━━━ ФРАГМЕНТ ТЕКСТА

Стоящая книга пишется как минимум двадцать лет. То есть необязательно этот срок полностью посвятить одной работе, но хорошо, когда между рождением замысла и его завершением пролегает такая стайерская дистанция, придающая литературному труду философический масштаб, отличающая его от скороспелых поделок неофитов и конъюнктурщиков. Литературовед и переводчик Александр Ливергант еще в семидесятые годы начал знакомить читателей журнала «Вопросы литературы» с лучшими образцами англоязычной пародии и смежных с нею жанров. Выбор произведений для перевода был достаточно системным, и книга постепенно сложилась сама собою.
Получился своеобразный атлас англоязычного литературного остроумия трех веков. Здесь развернут весь спектр смехового начала — от самодостаточных чеканных афоризмов Сэмюэля Джонсона (вспомним, кстати, что А. Ливергант выпустил три года назад антологию «Суета сует. Пятьсот лет английского афоризма») до пародийных фрагментов, вычлененных из «Улисса», от вошедших в историю литературы пародий Брет Гарта на Фенимора Купера и Фрэнка Норриса на Брет Гарта — до совсем свежих острот нашего современника Вуди Аллена. Смех не ведает ограничений, не признает никаких табу и священных коров, ему подвластны любые жизненные и литературные явления, а порой остроумие шутит и над самим собой, над своими привычными приемами и штампами. Этот всепроникающий характер литературного смеха антология демонстрирует весьма наглядно.

━━━━━━
━━━ ЗАПИСИ К ЗАДАНИЮ

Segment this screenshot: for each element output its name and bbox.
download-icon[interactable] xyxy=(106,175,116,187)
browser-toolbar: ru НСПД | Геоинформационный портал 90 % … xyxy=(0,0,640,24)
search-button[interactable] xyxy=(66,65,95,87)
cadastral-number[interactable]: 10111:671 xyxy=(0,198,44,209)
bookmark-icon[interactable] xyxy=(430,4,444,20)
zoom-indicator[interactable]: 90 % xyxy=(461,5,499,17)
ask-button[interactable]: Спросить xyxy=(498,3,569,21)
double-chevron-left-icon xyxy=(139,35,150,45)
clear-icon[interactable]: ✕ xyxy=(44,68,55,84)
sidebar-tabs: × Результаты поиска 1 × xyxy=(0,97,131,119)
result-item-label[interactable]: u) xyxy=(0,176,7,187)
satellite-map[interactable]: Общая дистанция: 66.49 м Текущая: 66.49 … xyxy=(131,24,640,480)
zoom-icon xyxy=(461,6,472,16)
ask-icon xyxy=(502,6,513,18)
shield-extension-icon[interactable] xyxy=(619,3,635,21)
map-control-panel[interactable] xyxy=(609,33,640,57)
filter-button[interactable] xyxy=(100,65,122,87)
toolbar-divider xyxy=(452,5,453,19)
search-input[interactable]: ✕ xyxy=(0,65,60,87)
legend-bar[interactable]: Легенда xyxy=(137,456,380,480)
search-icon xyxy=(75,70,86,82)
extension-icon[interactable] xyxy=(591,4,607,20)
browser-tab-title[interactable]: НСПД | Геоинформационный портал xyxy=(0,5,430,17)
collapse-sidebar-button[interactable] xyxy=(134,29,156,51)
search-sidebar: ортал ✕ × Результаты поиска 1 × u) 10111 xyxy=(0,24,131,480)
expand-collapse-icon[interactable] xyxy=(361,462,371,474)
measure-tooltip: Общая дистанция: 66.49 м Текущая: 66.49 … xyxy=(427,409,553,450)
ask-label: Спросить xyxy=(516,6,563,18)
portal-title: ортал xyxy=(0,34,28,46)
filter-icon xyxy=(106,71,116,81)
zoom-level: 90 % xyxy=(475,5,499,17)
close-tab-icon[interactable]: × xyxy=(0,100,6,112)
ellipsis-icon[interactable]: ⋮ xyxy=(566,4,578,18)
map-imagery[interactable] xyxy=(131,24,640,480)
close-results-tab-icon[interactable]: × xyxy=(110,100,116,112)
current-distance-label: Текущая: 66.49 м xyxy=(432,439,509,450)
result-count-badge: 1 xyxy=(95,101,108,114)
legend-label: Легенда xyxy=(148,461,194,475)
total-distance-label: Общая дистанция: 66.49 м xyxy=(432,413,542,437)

━━━━━━

▸ **СПИСОК ЗАДАНИЙ**
- a) Выпишите из фрагмента текста имена всех людей, которые в нем названы.
- b) Воспроизведите без изменений часть записей, начиная с первой строки записей и заканчивая строкой, в которой содержится «measure-tooltip: Общая дистанция: 66.49».

▸ **ОТВЕТЫ К ЗАДАНИЯМ**
- a)
Александр Ливергант
Сэмюэль Джонсон
Брет Гарт
Фенимор Купер
Фрэнк Норрис
Вуди Аллен

- b)
Segment this screenshot: for each element output its name and bbox.
download-icon[interactable] xyxy=(106,175,116,187)
browser-toolbar: ru НСПД | Геоинформационный портал 90 % … xyxy=(0,0,640,24)
search-button[interactable] xyxy=(66,65,95,87)
cadastral-number[interactable]: 10111:671 xyxy=(0,198,44,209)
bookmark-icon[interactable] xyxy=(430,4,444,20)
zoom-indicator[interactable]: 90 % xyxy=(461,5,499,17)
ask-button[interactable]: Спросить xyxy=(498,3,569,21)
double-chevron-left-icon xyxy=(139,35,150,45)
clear-icon[interactable]: ✕ xyxy=(44,68,55,84)
sidebar-tabs: × Результаты поиска 1 × xyxy=(0,97,131,119)
result-item-label[interactable]: u) xyxy=(0,176,7,187)
satellite-map[interactable]: Общая дистанция: 66.49 м Текущая: 66.49 … xyxy=(131,24,640,480)
zoom-icon xyxy=(461,6,472,16)
ask-icon xyxy=(502,6,513,18)
shield-extension-icon[interactable] xyxy=(619,3,635,21)
map-control-panel[interactable] xyxy=(609,33,640,57)
filter-button[interactable] xyxy=(100,65,122,87)
toolbar-divider xyxy=(452,5,453,19)
search-input[interactable]: ✕ xyxy=(0,65,60,87)
legend-bar[interactable]: Легенда xyxy=(137,456,380,480)
search-icon xyxy=(75,70,86,82)
extension-icon[interactable] xyxy=(591,4,607,20)
browser-tab-title[interactable]: НСПД | Геоинформационный портал xyxy=(0,5,430,17)
collapse-sidebar-button[interactable] xyxy=(134,29,156,51)
search-sidebar: ортал ✕ × Результаты поиска 1 × u) 10111 xyxy=(0,24,131,480)
expand-collapse-icon[interactable] xyxy=(361,462,371,474)
measure-tooltip: Общая дистанция: 66.49 м Текущая: 66.49 … xyxy=(427,409,553,450)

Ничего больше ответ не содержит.